## STATED PROBLEM
Take each line containing the word "upper" and copy it.
────────────────
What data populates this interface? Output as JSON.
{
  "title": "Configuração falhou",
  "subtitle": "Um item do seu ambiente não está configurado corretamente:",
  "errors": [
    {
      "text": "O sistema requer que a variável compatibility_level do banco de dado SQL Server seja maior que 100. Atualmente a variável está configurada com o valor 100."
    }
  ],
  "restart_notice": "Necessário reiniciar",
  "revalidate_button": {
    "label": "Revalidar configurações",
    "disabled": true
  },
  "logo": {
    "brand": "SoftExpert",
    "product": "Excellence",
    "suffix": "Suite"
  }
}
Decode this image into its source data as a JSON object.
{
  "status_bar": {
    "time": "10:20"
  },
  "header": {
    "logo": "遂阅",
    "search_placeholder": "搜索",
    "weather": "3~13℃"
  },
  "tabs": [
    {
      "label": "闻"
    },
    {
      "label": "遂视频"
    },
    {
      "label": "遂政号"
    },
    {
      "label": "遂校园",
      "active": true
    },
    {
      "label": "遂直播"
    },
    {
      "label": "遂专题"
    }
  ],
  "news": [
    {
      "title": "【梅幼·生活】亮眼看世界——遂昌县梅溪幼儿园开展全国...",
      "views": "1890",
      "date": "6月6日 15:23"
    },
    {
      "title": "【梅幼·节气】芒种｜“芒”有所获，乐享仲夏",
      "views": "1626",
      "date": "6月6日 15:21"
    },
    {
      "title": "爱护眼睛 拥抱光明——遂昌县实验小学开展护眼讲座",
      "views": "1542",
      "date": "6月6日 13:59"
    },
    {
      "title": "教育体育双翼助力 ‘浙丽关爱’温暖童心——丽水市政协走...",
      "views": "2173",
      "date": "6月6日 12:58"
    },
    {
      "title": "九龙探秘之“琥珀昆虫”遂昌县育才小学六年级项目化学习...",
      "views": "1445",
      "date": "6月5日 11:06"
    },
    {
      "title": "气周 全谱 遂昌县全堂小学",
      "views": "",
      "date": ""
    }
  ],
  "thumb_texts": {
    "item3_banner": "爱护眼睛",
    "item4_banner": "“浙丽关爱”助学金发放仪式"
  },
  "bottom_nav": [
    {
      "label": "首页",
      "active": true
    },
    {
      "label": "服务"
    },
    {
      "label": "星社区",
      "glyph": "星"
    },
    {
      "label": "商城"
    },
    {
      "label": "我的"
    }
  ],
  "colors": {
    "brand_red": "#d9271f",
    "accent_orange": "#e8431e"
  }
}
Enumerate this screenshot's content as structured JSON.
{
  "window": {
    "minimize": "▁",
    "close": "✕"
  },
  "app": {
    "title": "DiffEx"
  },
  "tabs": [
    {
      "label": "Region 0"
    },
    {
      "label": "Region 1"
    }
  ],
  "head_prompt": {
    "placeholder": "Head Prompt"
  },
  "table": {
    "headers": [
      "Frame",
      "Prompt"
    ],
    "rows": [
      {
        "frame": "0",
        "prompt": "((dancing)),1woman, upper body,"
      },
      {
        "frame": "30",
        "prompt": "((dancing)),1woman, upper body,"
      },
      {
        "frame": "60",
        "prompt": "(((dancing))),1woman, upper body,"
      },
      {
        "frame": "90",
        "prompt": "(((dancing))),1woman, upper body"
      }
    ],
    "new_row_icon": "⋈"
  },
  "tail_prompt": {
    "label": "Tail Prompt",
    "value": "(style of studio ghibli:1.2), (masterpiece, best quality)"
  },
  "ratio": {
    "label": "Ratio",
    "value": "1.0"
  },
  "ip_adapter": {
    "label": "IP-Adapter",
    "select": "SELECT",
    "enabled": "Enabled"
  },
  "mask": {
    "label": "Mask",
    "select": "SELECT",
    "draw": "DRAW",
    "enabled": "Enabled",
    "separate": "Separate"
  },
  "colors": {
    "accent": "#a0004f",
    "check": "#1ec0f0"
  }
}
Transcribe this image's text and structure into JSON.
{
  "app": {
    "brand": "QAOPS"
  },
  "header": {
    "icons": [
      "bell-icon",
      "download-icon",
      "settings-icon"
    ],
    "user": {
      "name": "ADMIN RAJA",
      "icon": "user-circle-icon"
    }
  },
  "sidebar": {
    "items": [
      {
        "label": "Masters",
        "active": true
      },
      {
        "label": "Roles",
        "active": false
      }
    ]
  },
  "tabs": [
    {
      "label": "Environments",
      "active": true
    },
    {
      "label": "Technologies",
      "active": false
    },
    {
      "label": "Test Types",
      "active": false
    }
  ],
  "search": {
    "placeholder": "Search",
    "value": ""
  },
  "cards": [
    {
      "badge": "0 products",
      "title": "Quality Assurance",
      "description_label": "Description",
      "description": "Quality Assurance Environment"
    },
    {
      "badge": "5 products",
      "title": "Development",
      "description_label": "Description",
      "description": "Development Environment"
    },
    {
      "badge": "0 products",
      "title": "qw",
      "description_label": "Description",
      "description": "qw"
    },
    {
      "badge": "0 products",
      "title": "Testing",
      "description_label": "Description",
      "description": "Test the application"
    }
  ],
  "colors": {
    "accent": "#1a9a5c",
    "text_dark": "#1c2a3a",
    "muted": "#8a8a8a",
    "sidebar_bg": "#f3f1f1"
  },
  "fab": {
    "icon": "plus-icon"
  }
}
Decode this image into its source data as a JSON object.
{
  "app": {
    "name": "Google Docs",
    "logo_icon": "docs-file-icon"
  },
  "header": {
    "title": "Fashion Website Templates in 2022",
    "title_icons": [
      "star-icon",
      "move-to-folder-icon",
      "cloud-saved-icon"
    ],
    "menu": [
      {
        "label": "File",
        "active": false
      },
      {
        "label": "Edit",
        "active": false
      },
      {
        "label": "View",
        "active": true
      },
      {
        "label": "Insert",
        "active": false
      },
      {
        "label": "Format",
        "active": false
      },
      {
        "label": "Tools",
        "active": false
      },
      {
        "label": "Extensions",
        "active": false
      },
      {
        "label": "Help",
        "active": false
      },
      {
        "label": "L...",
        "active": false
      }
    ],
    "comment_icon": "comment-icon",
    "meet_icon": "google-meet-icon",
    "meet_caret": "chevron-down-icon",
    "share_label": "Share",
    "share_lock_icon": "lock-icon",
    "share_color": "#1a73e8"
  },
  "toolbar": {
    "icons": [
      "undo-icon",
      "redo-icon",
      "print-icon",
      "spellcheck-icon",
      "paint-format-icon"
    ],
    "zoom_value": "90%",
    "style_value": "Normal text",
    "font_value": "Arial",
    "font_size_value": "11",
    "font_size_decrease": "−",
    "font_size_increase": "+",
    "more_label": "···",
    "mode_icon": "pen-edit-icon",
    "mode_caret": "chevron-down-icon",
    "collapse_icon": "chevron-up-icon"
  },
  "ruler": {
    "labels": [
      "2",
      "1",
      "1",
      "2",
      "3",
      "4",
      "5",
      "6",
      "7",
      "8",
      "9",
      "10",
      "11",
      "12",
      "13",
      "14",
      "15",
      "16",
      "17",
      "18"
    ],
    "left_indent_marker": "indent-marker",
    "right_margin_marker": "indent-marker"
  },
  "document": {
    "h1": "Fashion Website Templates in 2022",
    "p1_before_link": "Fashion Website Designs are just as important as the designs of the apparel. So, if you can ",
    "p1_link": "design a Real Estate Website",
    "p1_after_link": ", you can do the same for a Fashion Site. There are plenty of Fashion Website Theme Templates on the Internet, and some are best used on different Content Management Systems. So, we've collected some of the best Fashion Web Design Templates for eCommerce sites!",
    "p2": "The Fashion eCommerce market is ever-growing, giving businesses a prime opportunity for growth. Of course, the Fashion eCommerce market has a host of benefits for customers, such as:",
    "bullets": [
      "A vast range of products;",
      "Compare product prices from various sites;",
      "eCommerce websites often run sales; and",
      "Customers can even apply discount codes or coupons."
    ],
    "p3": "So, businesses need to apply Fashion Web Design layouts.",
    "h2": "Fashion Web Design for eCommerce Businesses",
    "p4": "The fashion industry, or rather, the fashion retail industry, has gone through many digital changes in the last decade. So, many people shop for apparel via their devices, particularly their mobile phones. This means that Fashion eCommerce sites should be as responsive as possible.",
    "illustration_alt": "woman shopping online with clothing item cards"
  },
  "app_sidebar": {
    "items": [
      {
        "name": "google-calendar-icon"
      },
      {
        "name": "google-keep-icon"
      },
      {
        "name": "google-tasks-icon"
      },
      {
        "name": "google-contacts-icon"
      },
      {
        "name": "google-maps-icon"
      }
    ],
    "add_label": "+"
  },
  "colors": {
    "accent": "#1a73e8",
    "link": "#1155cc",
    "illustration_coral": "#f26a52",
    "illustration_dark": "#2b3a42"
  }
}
────────────────
## RESULT
        "prompt": "((dancing)),1woman, upper body,"
        "prompt": "((dancing)),1woman, upper body,"
        "prompt": "(((dancing))),1woman, upper body,"
        "prompt": "(((dancing))),1woman, upper body"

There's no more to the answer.